Problem details: Look through the material below for "turbo". Copy every line that contains it.

Task input:

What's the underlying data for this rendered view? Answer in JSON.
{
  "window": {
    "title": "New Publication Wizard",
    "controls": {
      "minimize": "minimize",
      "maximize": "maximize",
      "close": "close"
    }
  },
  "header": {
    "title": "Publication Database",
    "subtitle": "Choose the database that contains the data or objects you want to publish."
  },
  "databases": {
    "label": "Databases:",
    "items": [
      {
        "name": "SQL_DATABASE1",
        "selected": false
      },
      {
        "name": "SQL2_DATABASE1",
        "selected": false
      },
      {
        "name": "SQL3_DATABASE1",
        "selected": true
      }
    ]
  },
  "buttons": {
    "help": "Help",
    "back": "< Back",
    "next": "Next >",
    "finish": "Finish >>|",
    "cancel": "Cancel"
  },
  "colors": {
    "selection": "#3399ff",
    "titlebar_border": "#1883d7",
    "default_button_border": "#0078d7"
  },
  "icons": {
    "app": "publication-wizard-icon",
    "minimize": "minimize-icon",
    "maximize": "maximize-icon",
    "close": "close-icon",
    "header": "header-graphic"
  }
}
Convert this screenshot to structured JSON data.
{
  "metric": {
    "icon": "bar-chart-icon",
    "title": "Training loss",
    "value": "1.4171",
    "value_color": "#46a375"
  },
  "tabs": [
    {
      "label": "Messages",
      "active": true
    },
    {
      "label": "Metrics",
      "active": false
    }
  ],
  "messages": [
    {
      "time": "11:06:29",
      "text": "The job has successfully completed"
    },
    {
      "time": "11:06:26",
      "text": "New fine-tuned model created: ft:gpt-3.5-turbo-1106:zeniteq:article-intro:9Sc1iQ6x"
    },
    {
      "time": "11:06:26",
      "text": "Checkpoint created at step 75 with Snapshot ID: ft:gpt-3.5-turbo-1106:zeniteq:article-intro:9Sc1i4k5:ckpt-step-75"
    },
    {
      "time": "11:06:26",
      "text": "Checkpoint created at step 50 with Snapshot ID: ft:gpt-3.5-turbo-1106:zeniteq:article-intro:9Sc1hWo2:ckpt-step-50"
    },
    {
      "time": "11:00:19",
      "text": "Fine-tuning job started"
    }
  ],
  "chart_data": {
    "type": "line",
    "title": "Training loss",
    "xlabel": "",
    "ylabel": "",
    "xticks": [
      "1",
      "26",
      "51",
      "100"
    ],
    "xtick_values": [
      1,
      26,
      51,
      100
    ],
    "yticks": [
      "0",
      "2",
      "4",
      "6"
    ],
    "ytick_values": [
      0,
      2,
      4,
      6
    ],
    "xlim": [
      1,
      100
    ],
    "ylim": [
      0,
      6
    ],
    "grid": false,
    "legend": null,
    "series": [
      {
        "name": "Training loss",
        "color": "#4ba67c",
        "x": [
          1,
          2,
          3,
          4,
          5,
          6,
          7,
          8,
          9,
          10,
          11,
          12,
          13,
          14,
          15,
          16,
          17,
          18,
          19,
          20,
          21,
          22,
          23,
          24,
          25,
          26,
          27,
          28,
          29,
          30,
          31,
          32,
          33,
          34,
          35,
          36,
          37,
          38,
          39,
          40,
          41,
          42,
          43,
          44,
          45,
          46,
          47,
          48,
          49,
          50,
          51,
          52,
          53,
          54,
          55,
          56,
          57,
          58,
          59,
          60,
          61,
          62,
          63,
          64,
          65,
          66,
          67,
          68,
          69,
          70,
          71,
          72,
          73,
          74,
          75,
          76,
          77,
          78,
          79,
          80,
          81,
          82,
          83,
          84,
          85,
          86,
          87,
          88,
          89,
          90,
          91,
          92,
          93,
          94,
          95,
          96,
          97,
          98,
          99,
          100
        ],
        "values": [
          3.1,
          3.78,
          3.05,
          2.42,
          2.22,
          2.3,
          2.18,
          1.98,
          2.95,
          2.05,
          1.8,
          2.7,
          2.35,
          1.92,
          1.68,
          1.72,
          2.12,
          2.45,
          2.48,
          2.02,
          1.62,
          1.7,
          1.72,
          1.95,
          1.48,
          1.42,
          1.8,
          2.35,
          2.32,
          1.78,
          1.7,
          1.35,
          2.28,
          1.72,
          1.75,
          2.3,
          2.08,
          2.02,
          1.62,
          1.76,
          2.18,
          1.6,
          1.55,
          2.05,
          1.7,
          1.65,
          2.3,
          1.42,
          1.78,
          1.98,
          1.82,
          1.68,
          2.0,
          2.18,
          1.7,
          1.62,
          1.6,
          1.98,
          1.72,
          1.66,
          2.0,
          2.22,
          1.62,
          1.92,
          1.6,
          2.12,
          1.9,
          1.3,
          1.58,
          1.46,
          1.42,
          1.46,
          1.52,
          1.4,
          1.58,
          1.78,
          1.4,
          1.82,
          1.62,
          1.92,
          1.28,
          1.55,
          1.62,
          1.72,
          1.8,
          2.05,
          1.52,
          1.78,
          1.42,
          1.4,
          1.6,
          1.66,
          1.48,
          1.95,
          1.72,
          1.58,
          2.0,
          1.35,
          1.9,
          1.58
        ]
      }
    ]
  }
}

Answer to this problem:
      "text": "New fine-tuned model created: ft:gpt-3.5-turbo-1106:zeniteq:article-intro:9Sc1iQ6x"
      "text": "Checkpoint created at step 75 with Snapshot ID: ft:gpt-3.5-turbo-1106:zeniteq:article-intro:9Sc1i4k5:ckpt-step-75"
      "text": "Checkpoint created at step 50 with Snapshot ID: ft:gpt-3.5-turbo-1106:zeniteq:article-intro:9Sc1hWo2:ckpt-step-50"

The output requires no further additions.